#### DATA FOR THIS EXERCISE

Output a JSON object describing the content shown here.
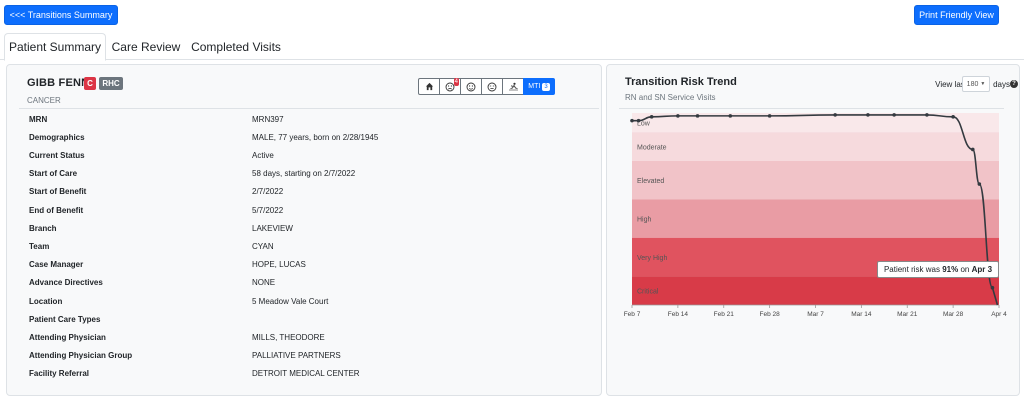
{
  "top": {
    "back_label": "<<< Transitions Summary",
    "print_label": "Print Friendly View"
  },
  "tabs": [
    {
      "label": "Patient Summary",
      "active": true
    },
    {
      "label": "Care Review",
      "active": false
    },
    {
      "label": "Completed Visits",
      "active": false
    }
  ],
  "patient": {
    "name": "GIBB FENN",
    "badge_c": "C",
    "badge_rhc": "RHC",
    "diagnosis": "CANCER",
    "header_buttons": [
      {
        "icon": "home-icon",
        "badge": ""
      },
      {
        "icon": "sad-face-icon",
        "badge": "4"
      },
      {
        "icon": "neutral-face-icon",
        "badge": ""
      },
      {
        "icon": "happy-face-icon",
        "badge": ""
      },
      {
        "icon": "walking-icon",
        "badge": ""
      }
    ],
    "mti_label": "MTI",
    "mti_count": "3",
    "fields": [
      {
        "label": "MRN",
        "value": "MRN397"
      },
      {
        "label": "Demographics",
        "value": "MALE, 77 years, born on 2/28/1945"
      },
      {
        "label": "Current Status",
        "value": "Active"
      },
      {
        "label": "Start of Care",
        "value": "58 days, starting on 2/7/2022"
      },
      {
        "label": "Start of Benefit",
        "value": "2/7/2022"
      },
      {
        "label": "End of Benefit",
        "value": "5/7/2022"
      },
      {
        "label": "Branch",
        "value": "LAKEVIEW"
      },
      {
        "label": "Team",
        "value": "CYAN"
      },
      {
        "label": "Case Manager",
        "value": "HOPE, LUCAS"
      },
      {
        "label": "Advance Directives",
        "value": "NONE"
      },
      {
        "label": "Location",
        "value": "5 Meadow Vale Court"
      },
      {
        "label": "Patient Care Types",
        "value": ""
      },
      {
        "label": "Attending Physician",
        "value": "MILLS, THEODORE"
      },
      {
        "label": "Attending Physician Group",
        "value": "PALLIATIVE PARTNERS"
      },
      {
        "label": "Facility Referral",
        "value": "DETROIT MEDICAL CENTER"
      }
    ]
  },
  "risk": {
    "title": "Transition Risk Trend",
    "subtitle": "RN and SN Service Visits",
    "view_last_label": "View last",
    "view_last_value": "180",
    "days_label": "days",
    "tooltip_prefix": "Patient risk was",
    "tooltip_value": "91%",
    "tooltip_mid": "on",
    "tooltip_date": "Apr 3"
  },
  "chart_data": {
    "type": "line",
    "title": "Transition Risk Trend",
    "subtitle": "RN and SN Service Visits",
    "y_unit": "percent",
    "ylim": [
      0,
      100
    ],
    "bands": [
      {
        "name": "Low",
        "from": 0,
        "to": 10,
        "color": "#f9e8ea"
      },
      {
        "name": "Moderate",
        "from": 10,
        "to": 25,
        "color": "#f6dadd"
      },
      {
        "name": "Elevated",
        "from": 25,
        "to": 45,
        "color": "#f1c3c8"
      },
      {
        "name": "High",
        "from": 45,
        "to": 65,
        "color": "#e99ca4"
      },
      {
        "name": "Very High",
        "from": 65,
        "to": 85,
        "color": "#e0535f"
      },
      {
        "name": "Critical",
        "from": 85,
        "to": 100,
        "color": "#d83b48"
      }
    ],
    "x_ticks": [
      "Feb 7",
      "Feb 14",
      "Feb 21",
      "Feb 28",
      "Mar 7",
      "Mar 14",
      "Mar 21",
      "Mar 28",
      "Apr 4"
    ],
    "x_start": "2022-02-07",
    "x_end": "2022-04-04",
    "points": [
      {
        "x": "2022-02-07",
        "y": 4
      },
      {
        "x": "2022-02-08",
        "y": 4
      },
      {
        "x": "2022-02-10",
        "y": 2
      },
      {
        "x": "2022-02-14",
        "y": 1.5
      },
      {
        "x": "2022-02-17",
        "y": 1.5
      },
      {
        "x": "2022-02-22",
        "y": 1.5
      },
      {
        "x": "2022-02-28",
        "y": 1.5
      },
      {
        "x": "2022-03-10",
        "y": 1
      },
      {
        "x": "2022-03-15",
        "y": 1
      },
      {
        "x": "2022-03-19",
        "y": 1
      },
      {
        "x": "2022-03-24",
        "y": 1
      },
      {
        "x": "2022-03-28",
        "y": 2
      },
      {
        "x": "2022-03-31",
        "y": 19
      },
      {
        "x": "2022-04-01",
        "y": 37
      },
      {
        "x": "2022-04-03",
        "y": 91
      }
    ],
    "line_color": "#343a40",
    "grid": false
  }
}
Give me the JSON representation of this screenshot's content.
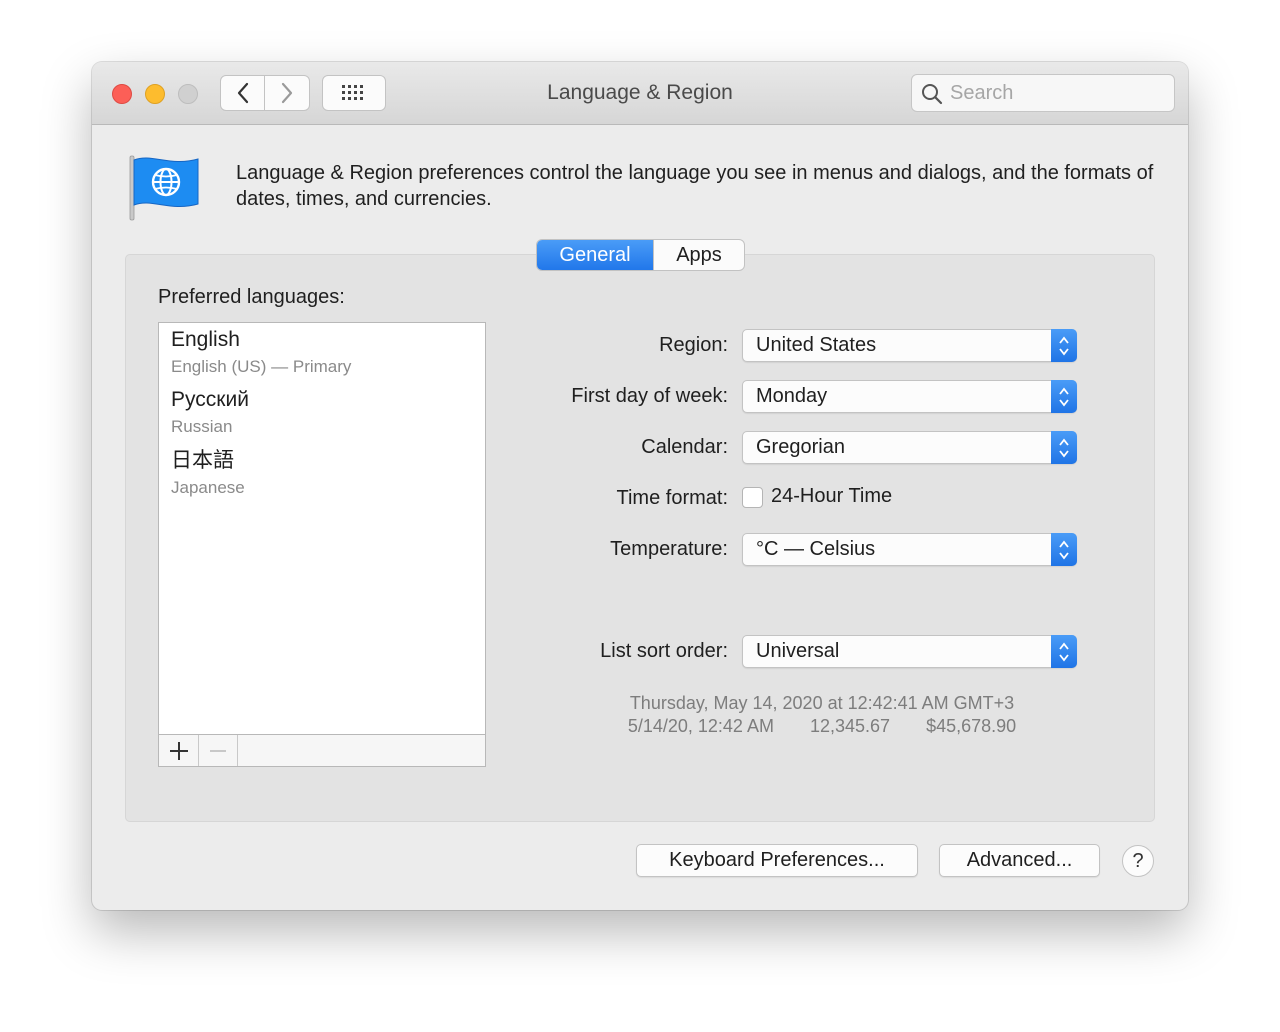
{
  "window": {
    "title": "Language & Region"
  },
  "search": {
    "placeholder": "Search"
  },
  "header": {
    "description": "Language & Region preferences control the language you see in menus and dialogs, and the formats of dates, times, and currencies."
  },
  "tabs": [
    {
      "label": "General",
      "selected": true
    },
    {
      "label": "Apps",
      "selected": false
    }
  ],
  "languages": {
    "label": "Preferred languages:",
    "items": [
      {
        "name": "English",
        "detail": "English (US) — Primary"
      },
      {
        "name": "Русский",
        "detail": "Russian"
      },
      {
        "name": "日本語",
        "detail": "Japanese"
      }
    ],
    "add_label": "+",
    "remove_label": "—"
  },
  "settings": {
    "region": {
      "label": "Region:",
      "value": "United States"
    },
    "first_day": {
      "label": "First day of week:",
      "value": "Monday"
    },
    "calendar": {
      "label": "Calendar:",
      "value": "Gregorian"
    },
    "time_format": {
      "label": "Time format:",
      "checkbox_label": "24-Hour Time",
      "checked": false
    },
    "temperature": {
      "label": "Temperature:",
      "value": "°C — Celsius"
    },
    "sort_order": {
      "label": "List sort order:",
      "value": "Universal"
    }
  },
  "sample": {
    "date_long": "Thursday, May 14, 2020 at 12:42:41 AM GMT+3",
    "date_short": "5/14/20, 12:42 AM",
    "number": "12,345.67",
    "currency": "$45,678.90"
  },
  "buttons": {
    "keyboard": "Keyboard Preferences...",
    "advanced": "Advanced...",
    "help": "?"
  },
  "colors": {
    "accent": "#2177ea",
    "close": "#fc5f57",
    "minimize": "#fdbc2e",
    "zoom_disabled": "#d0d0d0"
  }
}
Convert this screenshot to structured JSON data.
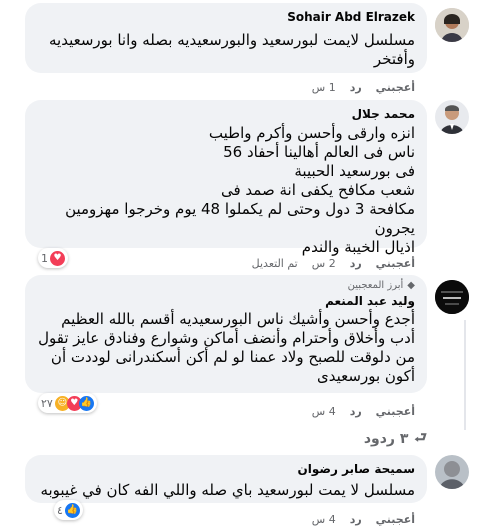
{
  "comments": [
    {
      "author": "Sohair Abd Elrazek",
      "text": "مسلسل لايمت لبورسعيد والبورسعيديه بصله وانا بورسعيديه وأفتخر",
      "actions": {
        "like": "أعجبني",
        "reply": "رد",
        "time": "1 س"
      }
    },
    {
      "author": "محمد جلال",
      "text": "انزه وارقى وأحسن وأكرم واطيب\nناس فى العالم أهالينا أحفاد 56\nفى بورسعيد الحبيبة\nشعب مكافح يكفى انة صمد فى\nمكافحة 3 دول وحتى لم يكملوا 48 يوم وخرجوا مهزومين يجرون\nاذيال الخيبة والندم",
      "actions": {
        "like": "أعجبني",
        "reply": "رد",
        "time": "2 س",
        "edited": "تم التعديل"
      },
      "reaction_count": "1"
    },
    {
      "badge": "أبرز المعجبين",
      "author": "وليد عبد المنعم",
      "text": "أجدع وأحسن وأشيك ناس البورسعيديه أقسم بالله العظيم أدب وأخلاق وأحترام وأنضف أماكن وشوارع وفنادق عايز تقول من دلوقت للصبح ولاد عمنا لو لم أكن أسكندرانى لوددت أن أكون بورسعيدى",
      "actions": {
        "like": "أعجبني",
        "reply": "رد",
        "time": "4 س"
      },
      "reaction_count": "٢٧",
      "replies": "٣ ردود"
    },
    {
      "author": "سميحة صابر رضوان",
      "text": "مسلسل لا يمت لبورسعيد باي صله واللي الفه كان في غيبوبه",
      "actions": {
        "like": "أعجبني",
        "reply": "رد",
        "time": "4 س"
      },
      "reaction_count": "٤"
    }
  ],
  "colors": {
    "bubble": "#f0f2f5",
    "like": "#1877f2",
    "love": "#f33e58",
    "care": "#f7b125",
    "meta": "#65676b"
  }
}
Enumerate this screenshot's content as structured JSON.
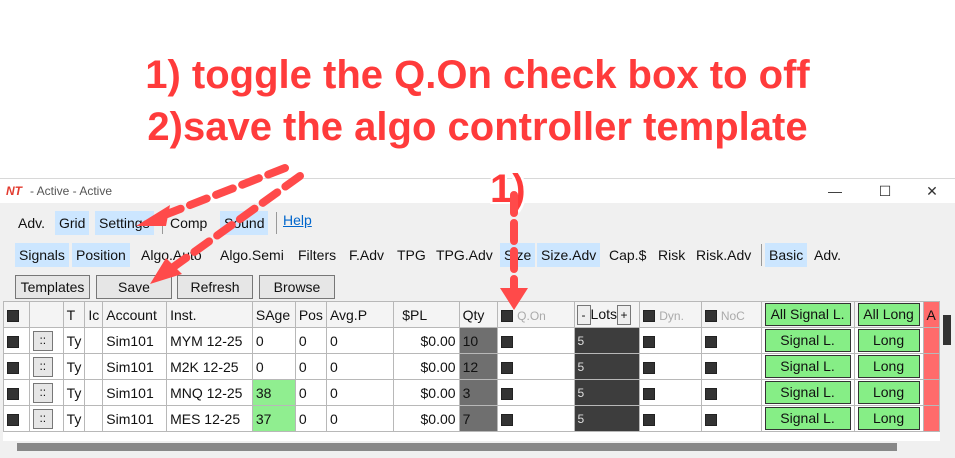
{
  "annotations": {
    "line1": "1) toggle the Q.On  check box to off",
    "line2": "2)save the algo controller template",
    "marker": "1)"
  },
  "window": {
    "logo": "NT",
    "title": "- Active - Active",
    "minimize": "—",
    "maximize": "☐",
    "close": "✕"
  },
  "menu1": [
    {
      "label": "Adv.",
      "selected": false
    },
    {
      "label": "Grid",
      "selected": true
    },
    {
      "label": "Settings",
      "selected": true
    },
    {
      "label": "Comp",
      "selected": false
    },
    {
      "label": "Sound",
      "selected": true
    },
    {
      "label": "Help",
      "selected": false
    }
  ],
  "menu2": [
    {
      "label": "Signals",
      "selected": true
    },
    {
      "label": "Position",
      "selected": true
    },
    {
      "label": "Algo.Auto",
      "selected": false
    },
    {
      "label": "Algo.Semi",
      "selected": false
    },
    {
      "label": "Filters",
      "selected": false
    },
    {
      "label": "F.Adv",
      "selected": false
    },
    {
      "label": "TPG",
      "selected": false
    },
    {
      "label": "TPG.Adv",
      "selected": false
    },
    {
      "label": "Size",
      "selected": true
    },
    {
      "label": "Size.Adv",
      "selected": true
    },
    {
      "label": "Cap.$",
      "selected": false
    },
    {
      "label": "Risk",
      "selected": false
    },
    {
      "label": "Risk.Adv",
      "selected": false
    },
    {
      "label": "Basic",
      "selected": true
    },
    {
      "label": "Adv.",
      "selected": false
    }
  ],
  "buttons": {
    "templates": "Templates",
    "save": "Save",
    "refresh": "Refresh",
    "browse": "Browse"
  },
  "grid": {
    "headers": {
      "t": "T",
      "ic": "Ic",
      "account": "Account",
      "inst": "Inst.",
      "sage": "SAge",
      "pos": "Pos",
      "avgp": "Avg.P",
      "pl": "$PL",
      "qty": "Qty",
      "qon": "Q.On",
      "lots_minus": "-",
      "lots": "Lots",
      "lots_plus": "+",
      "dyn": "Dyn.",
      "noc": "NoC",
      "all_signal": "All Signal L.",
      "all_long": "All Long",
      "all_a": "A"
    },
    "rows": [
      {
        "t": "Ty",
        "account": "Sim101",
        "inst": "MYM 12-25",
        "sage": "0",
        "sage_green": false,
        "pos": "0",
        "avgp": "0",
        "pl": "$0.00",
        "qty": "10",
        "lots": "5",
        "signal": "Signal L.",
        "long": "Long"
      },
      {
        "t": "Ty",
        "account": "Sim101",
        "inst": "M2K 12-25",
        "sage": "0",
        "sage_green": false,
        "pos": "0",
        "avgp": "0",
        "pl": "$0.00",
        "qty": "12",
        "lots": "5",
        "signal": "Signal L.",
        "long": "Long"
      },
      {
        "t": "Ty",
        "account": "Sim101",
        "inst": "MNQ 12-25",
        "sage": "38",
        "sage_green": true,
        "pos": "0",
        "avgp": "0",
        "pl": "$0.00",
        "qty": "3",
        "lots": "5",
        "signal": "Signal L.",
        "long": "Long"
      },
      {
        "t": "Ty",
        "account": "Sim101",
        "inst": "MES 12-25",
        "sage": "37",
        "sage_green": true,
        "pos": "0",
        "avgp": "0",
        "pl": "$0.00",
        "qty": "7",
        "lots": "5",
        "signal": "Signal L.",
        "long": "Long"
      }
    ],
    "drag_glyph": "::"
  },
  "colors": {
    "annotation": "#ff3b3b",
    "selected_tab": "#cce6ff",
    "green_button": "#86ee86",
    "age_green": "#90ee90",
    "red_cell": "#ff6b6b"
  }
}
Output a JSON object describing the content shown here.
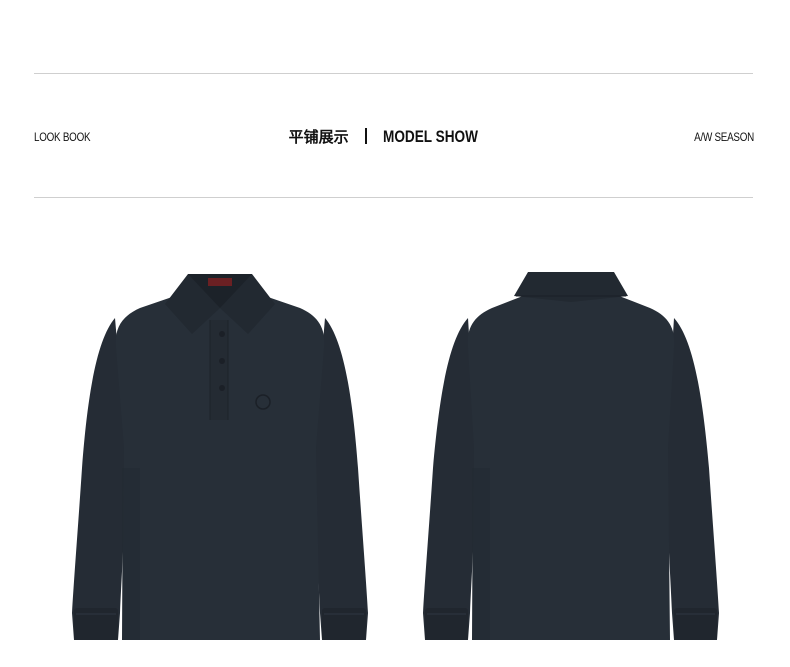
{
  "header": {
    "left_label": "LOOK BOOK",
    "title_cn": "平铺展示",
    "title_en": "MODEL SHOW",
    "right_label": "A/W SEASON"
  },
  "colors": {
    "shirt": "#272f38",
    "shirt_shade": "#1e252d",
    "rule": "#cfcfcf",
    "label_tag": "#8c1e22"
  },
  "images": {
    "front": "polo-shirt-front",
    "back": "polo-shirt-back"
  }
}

########

AIM> Count how many lines above include the word "structured" and answer with that figure only.

OUTPUT OF THE TASK> 2